Collected data entries:
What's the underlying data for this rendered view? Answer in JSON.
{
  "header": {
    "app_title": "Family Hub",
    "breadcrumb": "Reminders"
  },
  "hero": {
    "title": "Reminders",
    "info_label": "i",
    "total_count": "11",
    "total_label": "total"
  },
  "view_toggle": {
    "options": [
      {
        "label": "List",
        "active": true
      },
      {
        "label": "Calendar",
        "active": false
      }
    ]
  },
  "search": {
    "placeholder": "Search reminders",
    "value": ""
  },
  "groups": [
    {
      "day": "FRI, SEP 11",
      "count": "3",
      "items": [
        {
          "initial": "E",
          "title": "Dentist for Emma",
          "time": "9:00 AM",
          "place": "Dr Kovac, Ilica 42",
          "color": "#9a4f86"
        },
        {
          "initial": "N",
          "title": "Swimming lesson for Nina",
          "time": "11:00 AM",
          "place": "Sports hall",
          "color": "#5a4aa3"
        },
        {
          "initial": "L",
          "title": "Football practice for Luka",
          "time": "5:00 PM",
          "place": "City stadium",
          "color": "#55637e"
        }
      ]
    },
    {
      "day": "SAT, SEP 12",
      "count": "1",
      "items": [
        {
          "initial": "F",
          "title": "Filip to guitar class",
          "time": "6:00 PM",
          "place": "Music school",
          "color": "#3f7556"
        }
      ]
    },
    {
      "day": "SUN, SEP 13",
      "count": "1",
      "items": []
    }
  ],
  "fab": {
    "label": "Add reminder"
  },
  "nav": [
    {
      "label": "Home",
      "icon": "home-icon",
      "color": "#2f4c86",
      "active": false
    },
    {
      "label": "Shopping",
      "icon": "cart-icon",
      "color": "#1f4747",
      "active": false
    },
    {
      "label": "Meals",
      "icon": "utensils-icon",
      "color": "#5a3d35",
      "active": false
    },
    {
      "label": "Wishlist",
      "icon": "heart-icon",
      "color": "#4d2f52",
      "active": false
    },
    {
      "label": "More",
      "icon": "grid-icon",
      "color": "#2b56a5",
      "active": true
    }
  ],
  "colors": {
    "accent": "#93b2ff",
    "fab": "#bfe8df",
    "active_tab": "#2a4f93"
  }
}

* [Task description] All of the entries above need to be reproduced exactly.

* [In response]
What's the underlying data for this rendered view? Answer in JSON.
{
  "header": {
    "app_title": "Family Hub",
    "breadcrumb": "Reminders"
  },
  "hero": {
    "title": "Reminders",
    "info_label": "i",
    "total_count": "11",
    "total_label": "total"
  },
  "view_toggle": {
    "options": [
      {
        "label": "List",
        "active": true
      },
      {
        "label": "Calendar",
        "active": false
      }
    ]
  },
  "search": {
    "placeholder": "Search reminders",
    "value": ""
  },
  "groups": [
    {
      "day": "FRI, SEP 11",
      "count": "3",
      "items": [
        {
          "initial": "E",
          "title": "Dentist for Emma",
          "time": "9:00 AM",
          "place": "Dr Kovac, Ilica 42",
          "color": "#9a4f86"
        },
        {
          "initial": "N",
          "title": "Swimming lesson for Nina",
          "time": "11:00 AM",
          "place": "Sports hall",
          "color": "#5a4aa3"
        },
        {
          "initial": "L",
          "title": "Football practice for Luka",
          "time": "5:00 PM",
          "place": "City stadium",
          "color": "#55637e"
        }
      ]
    },
    {
      "day": "SAT, SEP 12",
      "count": "1",
      "items": [
        {
          "initial": "F",
          "title": "Filip to guitar class",
          "time": "6:00 PM",
          "place": "Music school",
          "color": "#3f7556"
        }
      ]
    },
    {
      "day": "SUN, SEP 13",
      "count": "1",
      "items": []
    }
  ],
  "fab": {
    "label": "Add reminder"
  },
  "nav": [
    {
      "label": "Home",
      "icon": "home-icon",
      "color": "#2f4c86",
      "active": false
    },
    {
      "label": "Shopping",
      "icon": "cart-icon",
      "color": "#1f4747",
      "active": false
    },
    {
      "label": "Meals",
      "icon": "utensils-icon",
      "color": "#5a3d35",
      "active": false
    },
    {
      "label": "Wishlist",
      "icon": "heart-icon",
      "color": "#4d2f52",
      "active": false
    },
    {
      "label": "More",
      "icon": "grid-icon",
      "color": "#2b56a5",
      "active": true
    }
  ],
  "colors": {
    "accent": "#93b2ff",
    "fab": "#bfe8df",
    "active_tab": "#2a4f93"
  }
}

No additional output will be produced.